━━━━━ READING PASSAGE

So what of this year? Well, in a carbon copy election, the Lib Dems once again pulled off a Sunderland spectacular, gaining Pallion ward on a 33% swing, and followed that up this Thursday with three very impressive gains from the Conservatives (two in Teignbridge borough, proving that it’s not all down to targeting).

And yet. The national polls are worse for Vince Cable’s party than they were in May last year, and while the Tories are off even more (they were in the high-forties in early May 2017), Labour is far better off.

Not that that’s the best comparator. Local elections run on a four-year cycle and those being contested this time were last fought in 2014, give or take the odd boundary review. Back then, Ed Miliband’s Labour held about a two-point lead over David Cameron’s Tories, with Nigel Farage’s UKIP in the mid-teens and Nick Clegg’s Lib Dems around 8-9%. The local elections were no doubt affected by the simultaneous Europoll, contributing to the election of 166 UKIP councillors. The Westminster VI polls translated directly to the local election NEV, with the Labour gaining a 2-point lead in the NEV, UKIP on 17% and the Lib Dems as usual outscoring their Westminster share, taking 13%.

What can we expect this time? The battlefield in this round has thrown up the curious possibility of all the main parties doing well and badly at the same time.

UKIP is not a main party any more and will be annihilated at the election. They may well lose every single seat, though there’s the possibility of isolated exceptions clinging on due to a local profile. That means that the other parties effectively start off with net gains of over 150.

Labour will be most pleased about London being the main battleground. More votes might be cast elsewhere but the capital always attracts disproportionate media attention, which will suit Labour very nicely given how they gained a swing in the multicultural, pro-Remain world-city three times that of the national average at the general election.

By contrast, while the Tories might worry about their prospects in London, the rest of the country (that country being England – there are no Scottish or Welsh elections), looks more fertile ground given the direct windfall from UKIP and the polls showing a small swing from Lab to Con and a larger one from LD to Con since May 2014. The Blue Team should reasonably expect to make net gains – something which a government party has only achieved once since the 1980s, and that previous exception (2011) being mainly at the expense of a different governing party.

━━━━━━━━━━

DIRECTIONS:
1. List every party leader whom the election preview names.
2. Answer these from the election preview:
(a) Which ward did the Lib Dems gain in Sunderland, and on what swing?
(b) How many UKIP councillors were elected in 2014?
(c) In what year did a government party last make net gains, according to the preview?
3. Reproduce the election preview word for word from "What can we" up to and including "the same time.".

━━━━━ SUPPLIED ENTRIES

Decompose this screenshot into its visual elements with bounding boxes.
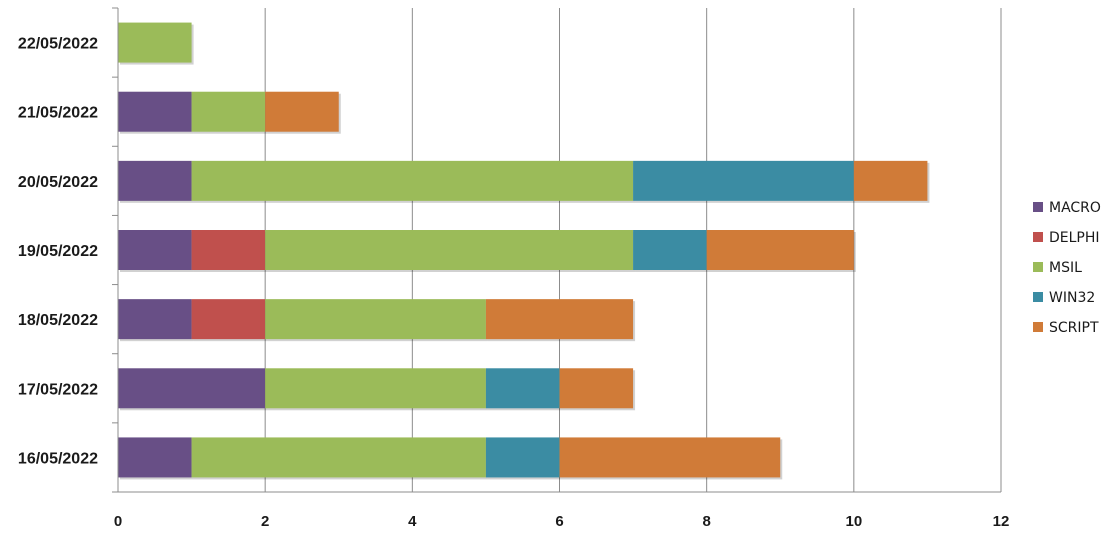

━━━━━━━━━━
━━━━━ SUPPLIED ENTRIES

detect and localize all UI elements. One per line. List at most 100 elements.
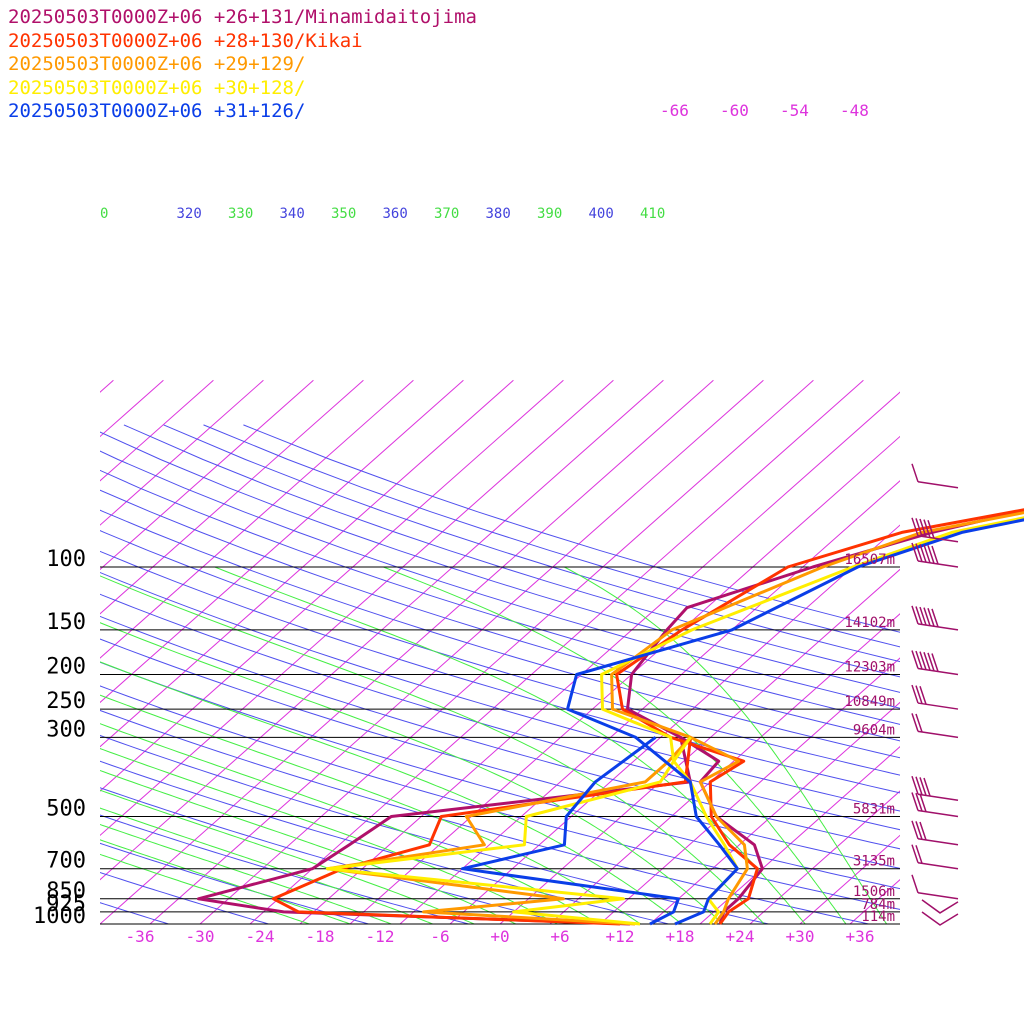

━━━━━━━━━━

THE SOLUTIONS:
1. Vince Cable, Ed Miliband, David Cameron, Nigel Farage, Nick Clegg

2.
(a) Pallion ward, on a 33% swing
(b) 166
(c) 2011

3.
What can we expect this time? The battlefield in this round has thrown up the curious possibility of all the main parties doing well and badly at the same time.